[Document layout analysis data]

=== Section Start ===

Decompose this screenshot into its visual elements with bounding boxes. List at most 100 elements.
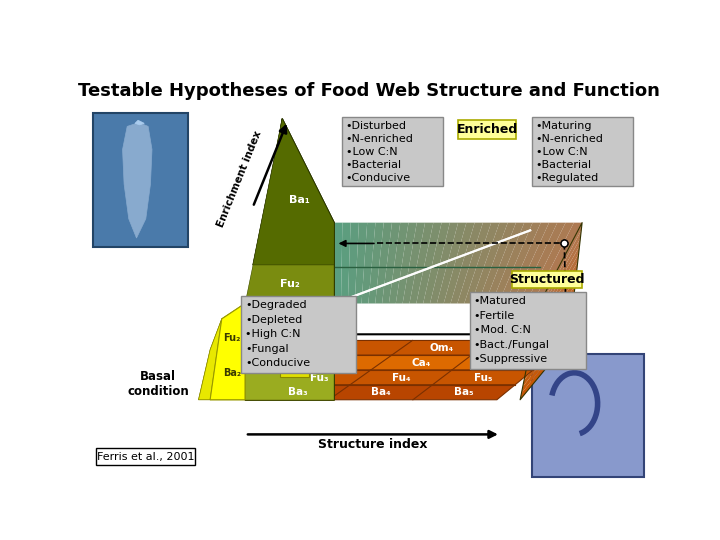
Polygon shape bbox=[498, 222, 541, 303]
Polygon shape bbox=[523, 317, 572, 387]
Polygon shape bbox=[122, 123, 152, 238]
Text: •Regulated: •Regulated bbox=[536, 173, 599, 183]
Polygon shape bbox=[396, 222, 417, 303]
Polygon shape bbox=[520, 333, 570, 400]
Text: Ba₁: Ba₁ bbox=[289, 194, 310, 205]
Text: Ba₂: Ba₂ bbox=[222, 368, 241, 378]
Polygon shape bbox=[382, 222, 400, 303]
Polygon shape bbox=[478, 222, 516, 303]
Bar bbox=[342, 117, 443, 186]
Polygon shape bbox=[389, 222, 408, 303]
Text: •Matured: •Matured bbox=[474, 296, 526, 307]
Polygon shape bbox=[245, 303, 334, 400]
Text: •Bact./Fungal: •Bact./Fungal bbox=[474, 340, 549, 350]
Bar bbox=[532, 117, 632, 186]
Polygon shape bbox=[485, 222, 524, 303]
Polygon shape bbox=[361, 222, 375, 303]
Polygon shape bbox=[253, 119, 334, 265]
Polygon shape bbox=[199, 319, 222, 400]
Polygon shape bbox=[410, 222, 433, 303]
Text: Om₅: Om₅ bbox=[508, 343, 533, 353]
Polygon shape bbox=[402, 222, 425, 303]
Polygon shape bbox=[437, 222, 467, 303]
Polygon shape bbox=[505, 222, 549, 303]
Text: Ca₅: Ca₅ bbox=[492, 357, 511, 368]
Text: Ca₄: Ca₄ bbox=[412, 357, 431, 368]
Polygon shape bbox=[539, 222, 582, 310]
Text: Fu₃: Fu₃ bbox=[310, 373, 328, 382]
Polygon shape bbox=[526, 301, 573, 374]
Polygon shape bbox=[375, 222, 392, 303]
Polygon shape bbox=[521, 325, 571, 393]
Bar bbox=[93, 112, 188, 247]
Text: •Mod. C:N: •Mod. C:N bbox=[474, 326, 531, 335]
Polygon shape bbox=[532, 262, 577, 342]
Text: •Conducive: •Conducive bbox=[346, 173, 411, 183]
Text: Ba₄: Ba₄ bbox=[372, 387, 391, 397]
Text: Enrichment index: Enrichment index bbox=[215, 129, 264, 228]
Polygon shape bbox=[416, 222, 441, 303]
Polygon shape bbox=[457, 222, 491, 303]
Text: •Low C:N: •Low C:N bbox=[536, 147, 588, 157]
Text: Ba₂: Ba₂ bbox=[286, 358, 304, 368]
Polygon shape bbox=[423, 222, 450, 303]
Text: Ca₃: Ca₃ bbox=[331, 357, 351, 368]
Text: Ba₅: Ba₅ bbox=[454, 387, 474, 397]
Polygon shape bbox=[444, 222, 474, 303]
Text: •Fungal: •Fungal bbox=[245, 344, 289, 354]
Polygon shape bbox=[135, 120, 144, 125]
Bar bbox=[280, 348, 310, 377]
Polygon shape bbox=[528, 286, 575, 361]
Polygon shape bbox=[245, 119, 334, 400]
Polygon shape bbox=[492, 222, 533, 303]
Text: •Suppressive: •Suppressive bbox=[474, 354, 548, 364]
Polygon shape bbox=[533, 254, 579, 335]
Polygon shape bbox=[245, 303, 334, 400]
Text: •Low C:N: •Low C:N bbox=[346, 147, 397, 157]
Polygon shape bbox=[245, 265, 334, 303]
Text: Ba₃: Ba₃ bbox=[288, 387, 307, 397]
Text: •Depleted: •Depleted bbox=[245, 315, 302, 325]
Text: •Fertile: •Fertile bbox=[474, 311, 515, 321]
Bar bbox=[458, 120, 516, 139]
Polygon shape bbox=[531, 270, 577, 348]
Polygon shape bbox=[526, 293, 575, 368]
Text: Ferris et al., 2001: Ferris et al., 2001 bbox=[97, 452, 194, 462]
Polygon shape bbox=[451, 222, 483, 303]
Text: Basal
condition: Basal condition bbox=[127, 370, 189, 399]
Polygon shape bbox=[267, 370, 533, 385]
Polygon shape bbox=[533, 222, 582, 303]
Text: Fu₅: Fu₅ bbox=[474, 373, 492, 382]
Polygon shape bbox=[341, 222, 351, 303]
Polygon shape bbox=[369, 222, 384, 303]
Text: •Bacterial: •Bacterial bbox=[536, 160, 592, 170]
Polygon shape bbox=[210, 303, 245, 400]
Bar bbox=[532, 354, 644, 477]
Text: Structured: Structured bbox=[510, 273, 585, 286]
Text: Fu₄: Fu₄ bbox=[392, 373, 410, 382]
Text: Structure index: Structure index bbox=[318, 438, 428, 451]
Polygon shape bbox=[536, 238, 580, 323]
Text: Om₄: Om₄ bbox=[429, 343, 454, 353]
Polygon shape bbox=[199, 319, 222, 400]
Text: •High C:N: •High C:N bbox=[245, 329, 300, 339]
Polygon shape bbox=[312, 340, 569, 355]
Bar bbox=[241, 296, 356, 373]
Bar bbox=[96, 448, 195, 465]
Polygon shape bbox=[464, 222, 500, 303]
Text: Fu₂: Fu₂ bbox=[280, 279, 300, 289]
Bar bbox=[469, 292, 586, 369]
Text: Fu₂: Fu₂ bbox=[223, 333, 240, 343]
Polygon shape bbox=[348, 222, 359, 303]
Text: Enriched: Enriched bbox=[456, 123, 518, 136]
Polygon shape bbox=[245, 385, 515, 400]
Text: •Bacterial: •Bacterial bbox=[346, 160, 402, 170]
Polygon shape bbox=[529, 278, 576, 355]
Polygon shape bbox=[210, 303, 245, 400]
Polygon shape bbox=[289, 355, 551, 370]
Polygon shape bbox=[512, 222, 557, 303]
Text: •Disturbed: •Disturbed bbox=[346, 121, 407, 131]
Polygon shape bbox=[355, 222, 367, 303]
Polygon shape bbox=[334, 222, 343, 303]
Polygon shape bbox=[253, 119, 334, 265]
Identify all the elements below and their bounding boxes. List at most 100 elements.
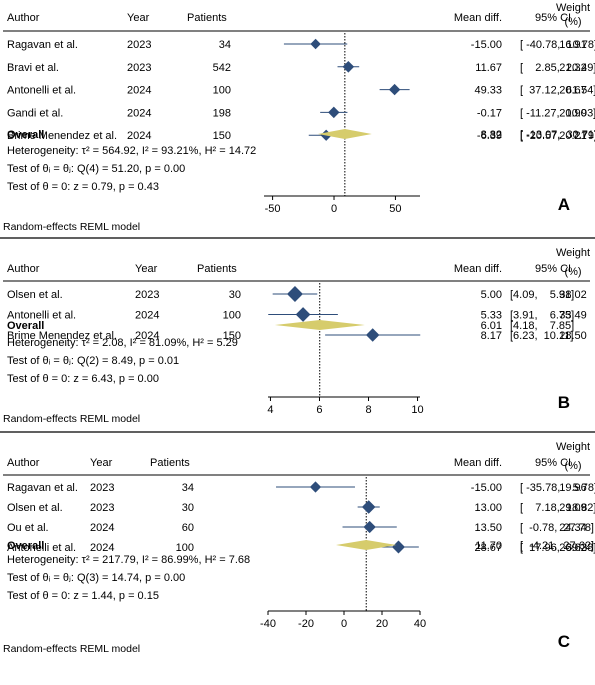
study-author: Olsen et al. (7, 502, 63, 514)
study-mean-diff: 13.50 (474, 522, 502, 534)
study-patients: 34 (182, 482, 194, 494)
header-year: Year (90, 457, 113, 469)
forest-panel-a: Author Year Patients Mean diff. 95% CIWeight… (0, 2, 595, 239)
model-note: Random-effects REML model (3, 221, 140, 233)
overall-diamond (317, 129, 372, 139)
study-author: Olsen et al. (7, 289, 63, 301)
study-mean-diff: -15.00 (471, 39, 502, 51)
study-mean-diff: 5.33 (481, 310, 502, 322)
header-95ci: 95% CI (535, 457, 571, 469)
study-patients: 100 (223, 310, 241, 322)
study-author: Antonelli et al. (7, 542, 76, 554)
x-axis-tick-label: 6 (316, 404, 322, 416)
study-point-marker (310, 38, 321, 50)
overall-mean-diff: 6.01 (481, 320, 502, 332)
study-author: Gandi et al. (7, 107, 63, 119)
x-axis-tick-label: 50 (389, 203, 401, 215)
heterogeneity-stat: Test of θᵢ = θⱼ: Q(2) = 8.49, p = 0.01 (7, 355, 179, 367)
study-point-marker (388, 83, 401, 96)
header-weight: Weight (556, 441, 590, 453)
overall-label: Overall (7, 129, 44, 141)
study-ci-text: [6.23, 10.11] (510, 330, 573, 342)
heterogeneity-stat: Test of θ = 0: z = 1.44, p = 0.15 (7, 590, 159, 602)
study-mean-diff: 11.67 (475, 62, 502, 74)
study-patients: 542 (213, 62, 231, 74)
header-weight: Weight (556, 247, 590, 259)
x-axis-tick-label: 0 (331, 203, 337, 215)
x-axis-tick-label: 4 (267, 404, 273, 416)
header-mean-diff: Mean diff. (454, 263, 502, 275)
study-author: Ragavan et al. (7, 39, 78, 51)
study-ci-text: [ -0.78, 27.78] (520, 522, 594, 534)
study-year: 2024 (90, 542, 114, 554)
study-mean-diff: -15.00 (471, 482, 502, 494)
study-year: 2024 (135, 310, 159, 322)
header-year: Year (127, 12, 150, 24)
header-mean-diff: Mean diff. (454, 457, 502, 469)
study-ci-text: [4.09, 5.91] (510, 289, 574, 301)
study-point-marker (392, 540, 405, 554)
study-author: Antonelli et al. (7, 310, 76, 322)
study-weight: 20.21 (559, 130, 587, 142)
x-axis-tick-label: 0 (341, 618, 347, 630)
panel-label-c: C (558, 632, 570, 651)
study-patients: 100 (213, 85, 231, 97)
study-year: 2023 (127, 39, 151, 51)
study-point-marker (287, 286, 303, 302)
study-year: 2024 (135, 330, 159, 342)
header-patients: Patients (197, 263, 237, 275)
header-95ci: 95% CI (535, 263, 571, 275)
study-author: Bravi et al. (7, 62, 59, 74)
study-patients: 30 (182, 502, 194, 514)
header-95ci: 95% CI (535, 12, 571, 24)
model-note: Random-effects REML model (3, 643, 140, 655)
header-year: Year (135, 263, 158, 275)
study-ci-text: [ 2.85, 20.49] (520, 62, 595, 74)
study-patients: 60 (182, 522, 194, 534)
heterogeneity-stat: Test of θᵢ = θⱼ: Q(3) = 14.74, p = 0.00 (7, 572, 185, 584)
study-weight: 16.91 (559, 39, 587, 51)
header-weight-unit: (%) (564, 16, 581, 28)
header-patients: Patients (187, 12, 227, 24)
heterogeneity-stat: Heterogeneity: τ² = 2.08, I² = 81.09%, H… (7, 337, 238, 349)
study-year: 2023 (135, 289, 159, 301)
study-ci-text: [ -11.27, 10.93] (520, 107, 595, 119)
forest-panel-b: Author Year Patients Mean diff. 95% CI Weight… (0, 247, 595, 433)
study-point-marker (363, 520, 376, 534)
study-weight: 20.67 (559, 85, 587, 97)
study-author: Brime Menendez et al. (7, 330, 117, 342)
study-ci-text: [ -35.78, 5.78] (520, 482, 595, 494)
study-mean-diff: -0.17 (477, 107, 502, 119)
model-note: Random-effects REML model (3, 413, 140, 425)
heterogeneity-stat: Heterogeneity: τ² = 217.79, I² = 86.99%,… (7, 554, 250, 566)
study-year: 2024 (127, 107, 151, 119)
study-weight: 38.02 (559, 289, 587, 301)
study-point-marker (365, 328, 380, 342)
overall-mean-diff: 8.82 (481, 129, 502, 141)
study-patients: 198 (213, 107, 231, 119)
study-weight: 21.32 (559, 62, 587, 74)
x-axis-tick-label: 20 (376, 618, 388, 630)
study-weight: 26.62 (559, 542, 587, 554)
study-mean-diff: 5.00 (481, 289, 502, 301)
study-weight: 20.90 (559, 107, 587, 119)
study-point-marker (328, 106, 340, 119)
study-point-marker (342, 61, 355, 73)
study-ci-text: [ 7.18, 18.82] (520, 502, 595, 514)
study-ci-text: [3.91, 6.75] (510, 310, 574, 322)
overall-ci-text: [ -4.21, 27.62] (520, 540, 594, 552)
study-weight: 33.49 (559, 310, 587, 322)
panel-label-a: A (558, 195, 570, 214)
study-point-marker (295, 307, 311, 322)
study-weight: 28.50 (559, 330, 587, 342)
study-mean-diff: 13.00 (474, 502, 502, 514)
study-patients: 150 (223, 330, 241, 342)
study-year: 2023 (90, 502, 114, 514)
study-ci-text: [ -40.78, 10.78] (520, 39, 595, 51)
overall-ci-text: [4.18, 7.85] (510, 320, 574, 332)
overall-label: Overall (7, 540, 44, 552)
panel-label-b: B (558, 393, 570, 412)
x-axis-tick-label: -20 (298, 618, 314, 630)
study-year: 2023 (90, 482, 114, 494)
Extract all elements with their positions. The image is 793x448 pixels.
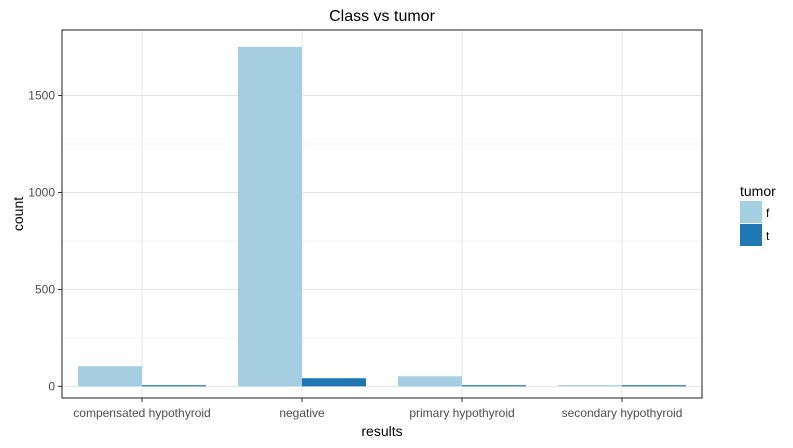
bar-t <box>622 385 686 387</box>
legend-title: tumor <box>740 183 776 199</box>
y-tick-label: 1500 <box>28 89 55 103</box>
bar-t <box>462 385 526 387</box>
bar-t <box>142 385 206 387</box>
bar-f <box>78 366 142 387</box>
chart-title: Class vs tumor <box>329 8 435 25</box>
x-tick-label: compensated hypothyroid <box>73 406 210 420</box>
plot-border <box>61 29 703 399</box>
legend-key-t <box>740 224 762 246</box>
plot-panel <box>62 30 702 398</box>
x-axis-label: results <box>361 423 402 439</box>
y-tick-label: 0 <box>48 379 55 393</box>
legend-key-f <box>740 201 762 223</box>
bar-f <box>238 46 302 387</box>
bar-t <box>302 378 366 387</box>
y-tick-label: 500 <box>35 282 55 296</box>
legend-label: t <box>766 229 770 243</box>
y-axis-label: count <box>10 197 26 231</box>
x-tick-label: negative <box>279 406 325 420</box>
x-tick-label: primary hypothyroid <box>409 406 514 420</box>
legend-label: f <box>766 206 770 220</box>
bar-f <box>398 376 462 387</box>
y-tick-label: 1000 <box>28 185 55 199</box>
x-tick-label: secondary hypothyroid <box>562 406 683 420</box>
bar-f <box>558 385 622 387</box>
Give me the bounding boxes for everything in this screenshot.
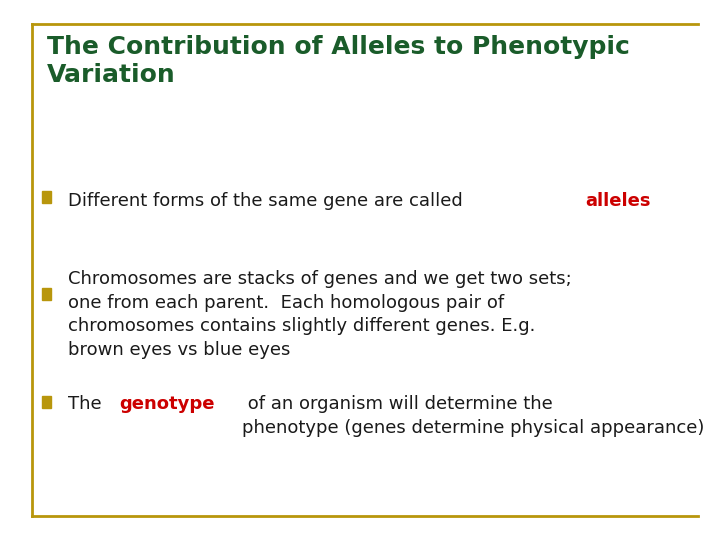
FancyBboxPatch shape — [42, 288, 52, 300]
FancyBboxPatch shape — [42, 191, 52, 203]
Text: The: The — [68, 395, 108, 413]
Text: The Contribution of Alleles to Phenotypic
Variation: The Contribution of Alleles to Phenotypi… — [47, 35, 630, 87]
FancyBboxPatch shape — [42, 396, 52, 408]
Text: Different forms of the same gene are called: Different forms of the same gene are cal… — [68, 192, 469, 210]
Text: Chromosomes are stacks of genes and we get two sets;
one from each parent.  Each: Chromosomes are stacks of genes and we g… — [68, 270, 572, 359]
Text: of an organism will determine the
phenotype (genes determine physical appearance: of an organism will determine the phenot… — [243, 395, 705, 437]
Text: alleles: alleles — [585, 192, 651, 210]
Text: genotype: genotype — [120, 395, 215, 413]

=== Section End ===

### Exercise requirements
Find the lines above that contain the word "heterogeneity" and copy each one.

### Response to this task
heterogeneity-stat: Test of θᵢ = θⱼ: Q(2) = 8.49, p = 0.01 (7, 355, 179, 367)
heterogeneity-stat: Test of θ = 0: z = 1.44, p = 0.15 (7, 590, 159, 602)
heterogeneity-stat: Test of θᵢ = θⱼ: Q(3) = 14.74, p = 0.00 (7, 572, 185, 584)
heterogeneity-stat: Heterogeneity: τ² = 2.08, I² = 81.09%, H… (7, 337, 238, 349)
heterogeneity-stat: Heterogeneity: τ² = 217.79, I² = 86.99%,… (7, 554, 250, 566)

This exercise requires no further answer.